> [Goal]:
Leave out the pictures, then reproduce the rest of the material exactly.

((

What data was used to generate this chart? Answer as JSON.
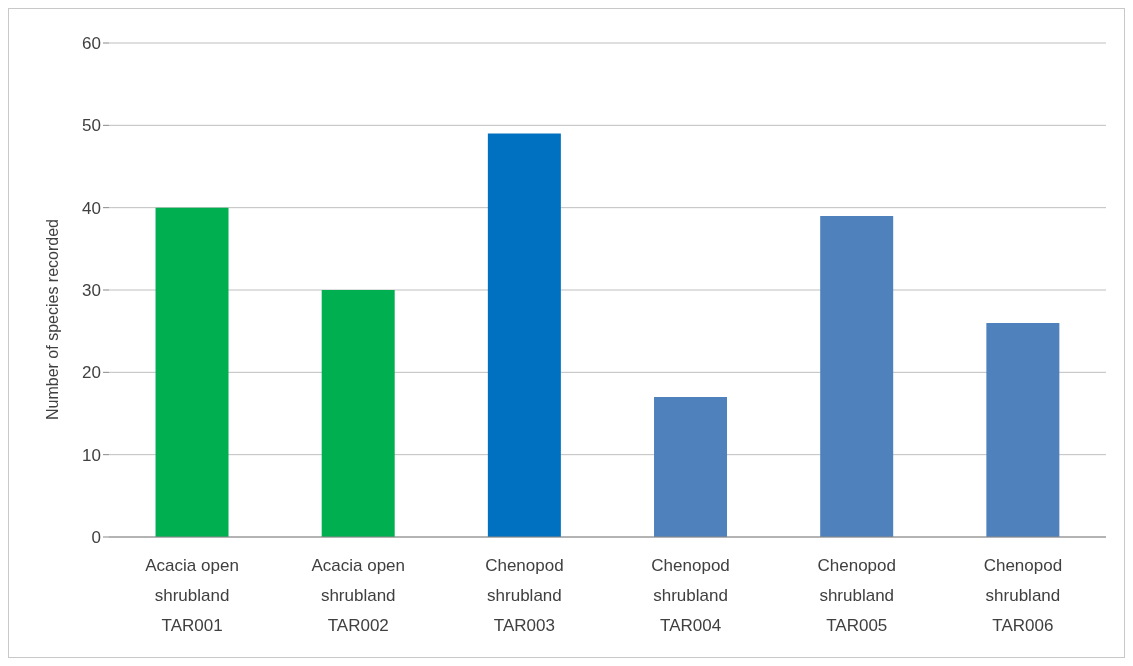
{
  "chart_data": {
    "type": "bar",
    "ylabel": "Number of species recorded",
    "categories": [
      "Acacia open shrubland TAR001",
      "Acacia open shrubland TAR002",
      "Chenopod shrubland TAR003",
      "Chenopod shrubland TAR004",
      "Chenopod shrubland TAR005",
      "Chenopod shrubland TAR006"
    ],
    "values": [
      40,
      30,
      49,
      17,
      39,
      26
    ],
    "colors": [
      "#00b050",
      "#00b050",
      "#0070c0",
      "#4f81bd",
      "#4f81bd",
      "#4f81bd"
    ],
    "ylim": [
      0,
      60
    ],
    "yticks": [
      0,
      10,
      20,
      30,
      40,
      50,
      60
    ],
    "grid": "y"
  }
}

))

> [Exercise output]:
What data was used to generate this chart? Answer as JSON.
{
  "chart_data": {
    "type": "bar",
    "ylabel": "Number of species recorded",
    "categories": [
      "Acacia open shrubland TAR001",
      "Acacia open shrubland TAR002",
      "Chenopod shrubland TAR003",
      "Chenopod shrubland TAR004",
      "Chenopod shrubland TAR005",
      "Chenopod shrubland TAR006"
    ],
    "values": [
      40,
      30,
      49,
      17,
      39,
      26
    ],
    "colors": [
      "#00b050",
      "#00b050",
      "#0070c0",
      "#4f81bd",
      "#4f81bd",
      "#4f81bd"
    ],
    "ylim": [
      0,
      60
    ],
    "yticks": [
      0,
      10,
      20,
      30,
      40,
      50,
      60
    ],
    "grid": "y"
  }
}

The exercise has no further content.